Start of TASK MATERIAL

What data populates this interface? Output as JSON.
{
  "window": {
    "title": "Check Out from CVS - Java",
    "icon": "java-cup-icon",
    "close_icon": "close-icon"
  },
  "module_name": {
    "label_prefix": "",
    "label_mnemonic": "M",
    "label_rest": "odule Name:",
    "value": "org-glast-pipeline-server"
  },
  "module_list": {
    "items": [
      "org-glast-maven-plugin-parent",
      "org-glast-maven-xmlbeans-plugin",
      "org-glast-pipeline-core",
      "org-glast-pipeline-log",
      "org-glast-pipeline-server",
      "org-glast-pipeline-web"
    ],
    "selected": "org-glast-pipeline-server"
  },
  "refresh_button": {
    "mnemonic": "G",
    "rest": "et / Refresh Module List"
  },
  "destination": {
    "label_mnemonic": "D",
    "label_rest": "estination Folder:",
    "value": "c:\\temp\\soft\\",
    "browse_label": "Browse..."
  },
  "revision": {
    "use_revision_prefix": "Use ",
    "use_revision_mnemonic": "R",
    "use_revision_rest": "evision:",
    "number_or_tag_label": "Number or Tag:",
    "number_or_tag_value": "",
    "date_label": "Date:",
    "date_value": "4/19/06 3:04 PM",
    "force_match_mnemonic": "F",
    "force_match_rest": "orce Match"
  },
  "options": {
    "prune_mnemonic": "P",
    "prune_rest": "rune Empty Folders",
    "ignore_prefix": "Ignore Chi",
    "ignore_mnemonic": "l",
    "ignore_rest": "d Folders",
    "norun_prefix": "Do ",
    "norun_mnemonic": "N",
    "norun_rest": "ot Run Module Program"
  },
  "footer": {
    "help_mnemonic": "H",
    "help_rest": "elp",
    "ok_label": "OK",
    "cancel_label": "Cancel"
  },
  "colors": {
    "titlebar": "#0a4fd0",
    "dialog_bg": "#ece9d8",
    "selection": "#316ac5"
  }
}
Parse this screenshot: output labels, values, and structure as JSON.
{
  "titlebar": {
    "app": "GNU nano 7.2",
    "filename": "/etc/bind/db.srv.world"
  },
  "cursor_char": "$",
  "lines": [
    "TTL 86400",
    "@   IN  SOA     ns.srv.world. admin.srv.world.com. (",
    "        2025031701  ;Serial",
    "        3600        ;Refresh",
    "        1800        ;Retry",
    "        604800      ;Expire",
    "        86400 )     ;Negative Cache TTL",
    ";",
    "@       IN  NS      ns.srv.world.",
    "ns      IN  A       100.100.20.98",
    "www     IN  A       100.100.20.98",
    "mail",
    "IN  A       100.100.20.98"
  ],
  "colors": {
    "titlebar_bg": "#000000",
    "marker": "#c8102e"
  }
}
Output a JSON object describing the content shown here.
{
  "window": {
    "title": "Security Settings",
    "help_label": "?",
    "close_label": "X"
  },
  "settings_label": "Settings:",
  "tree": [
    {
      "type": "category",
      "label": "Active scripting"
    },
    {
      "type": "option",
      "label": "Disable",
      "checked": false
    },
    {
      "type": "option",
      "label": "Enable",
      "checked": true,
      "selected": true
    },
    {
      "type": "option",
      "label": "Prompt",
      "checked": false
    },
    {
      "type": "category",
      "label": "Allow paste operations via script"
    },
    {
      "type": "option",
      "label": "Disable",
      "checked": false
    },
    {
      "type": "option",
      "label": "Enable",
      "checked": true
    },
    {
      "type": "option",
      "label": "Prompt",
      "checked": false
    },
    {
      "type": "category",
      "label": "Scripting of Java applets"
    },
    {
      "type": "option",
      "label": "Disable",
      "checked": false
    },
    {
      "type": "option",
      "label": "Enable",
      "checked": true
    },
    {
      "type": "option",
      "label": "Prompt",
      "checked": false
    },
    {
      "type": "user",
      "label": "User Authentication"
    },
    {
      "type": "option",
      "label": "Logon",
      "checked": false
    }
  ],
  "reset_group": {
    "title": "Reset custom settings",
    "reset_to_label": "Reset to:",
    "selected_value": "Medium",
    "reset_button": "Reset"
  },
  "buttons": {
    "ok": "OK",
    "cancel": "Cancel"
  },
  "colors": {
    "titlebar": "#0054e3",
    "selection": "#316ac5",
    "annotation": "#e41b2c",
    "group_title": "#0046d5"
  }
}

End of TASK MATERIAL

*WORK INSTRUCTIONS*: From the listing above, reproduce all the lines exactly.

*RESULT*:
What data populates this interface? Output as JSON.
{
  "window": {
    "title": "Check Out from CVS - Java",
    "icon": "java-cup-icon",
    "close_icon": "close-icon"
  },
  "module_name": {
    "label_prefix": "",
    "label_mnemonic": "M",
    "label_rest": "odule Name:",
    "value": "org-glast-pipeline-server"
  },
  "module_list": {
    "items": [
      "org-glast-maven-plugin-parent",
      "org-glast-maven-xmlbeans-plugin",
      "org-glast-pipeline-core",
      "org-glast-pipeline-log",
      "org-glast-pipeline-server",
      "org-glast-pipeline-web"
    ],
    "selected": "org-glast-pipeline-server"
  },
  "refresh_button": {
    "mnemonic": "G",
    "rest": "et / Refresh Module List"
  },
  "destination": {
    "label_mnemonic": "D",
    "label_rest": "estination Folder:",
    "value": "c:\\temp\\soft\\",
    "browse_label": "Browse..."
  },
  "revision": {
    "use_revision_prefix": "Use ",
    "use_revision_mnemonic": "R",
    "use_revision_rest": "evision:",
    "number_or_tag_label": "Number or Tag:",
    "number_or_tag_value": "",
    "date_label": "Date:",
    "date_value": "4/19/06 3:04 PM",
    "force_match_mnemonic": "F",
    "force_match_rest": "orce Match"
  },
  "options": {
    "prune_mnemonic": "P",
    "prune_rest": "rune Empty Folders",
    "ignore_prefix": "Ignore Chi",
    "ignore_mnemonic": "l",
    "ignore_rest": "d Folders",
    "norun_prefix": "Do ",
    "norun_mnemonic": "N",
    "norun_rest": "ot Run Module Program"
  },
  "footer": {
    "help_mnemonic": "H",
    "help_rest": "elp",
    "ok_label": "OK",
    "cancel_label": "Cancel"
  },
  "colors": {
    "titlebar": "#0a4fd0",
    "dialog_bg": "#ece9d8",
    "selection": "#316ac5"
  }
}
Parse this screenshot: output labels, values, and structure as JSON.
{
  "titlebar": {
    "app": "GNU nano 7.2",
    "filename": "/etc/bind/db.srv.world"
  },
  "cursor_char": "$",
  "lines": [
    "TTL 86400",
    "@   IN  SOA     ns.srv.world. admin.srv.world.com. (",
    "        2025031701  ;Serial",
    "        3600        ;Refresh",
    "        1800        ;Retry",
    "        604800      ;Expire",
    "        86400 )     ;Negative Cache TTL",
    ";",
    "@       IN  NS      ns.srv.world.",
    "ns      IN  A       100.100.20.98",
    "www     IN  A       100.100.20.98",
    "mail",
    "IN  A       100.100.20.98"
  ],
  "colors": {
    "titlebar_bg": "#000000",
    "marker": "#c8102e"
  }
}
Output a JSON object describing the content shown here.
{
  "window": {
    "title": "Security Settings",
    "help_label": "?",
    "close_label": "X"
  },
  "settings_label": "Settings:",
  "tree": [
    {
      "type": "category",
      "label": "Active scripting"
    },
    {
      "type": "option",
      "label": "Disable",
      "checked": false
    },
    {
      "type": "option",
      "label": "Enable",
      "checked": true,
      "selected": true
    },
    {
      "type": "option",
      "label": "Prompt",
      "checked": false
    },
    {
      "type": "category",
      "label": "Allow paste operations via script"
    },
    {
      "type": "option",
      "label": "Disable",
      "checked": false
    },
    {
      "type": "option",
      "label": "Enable",
      "checked": true
    },
    {
      "type": "option",
      "label": "Prompt",
      "checked": false
    },
    {
      "type": "category",
      "label": "Scripting of Java applets"
    },
    {
      "type": "option",
      "label": "Disable",
      "checked": false
    },
    {
      "type": "option",
      "label": "Enable",
      "checked": true
    },
    {
      "type": "option",
      "label": "Prompt",
      "checked": false
    },
    {
      "type": "user",
      "label": "User Authentication"
    },
    {
      "type": "option",
      "label": "Logon",
      "checked": false
    }
  ],
  "reset_group": {
    "title": "Reset custom settings",
    "reset_to_label": "Reset to:",
    "selected_value": "Medium",
    "reset_button": "Reset"
  },
  "buttons": {
    "ok": "OK",
    "cancel": "Cancel"
  },
  "colors": {
    "titlebar": "#0054e3",
    "selection": "#316ac5",
    "annotation": "#e41b2c",
    "group_title": "#0046d5"
  }
}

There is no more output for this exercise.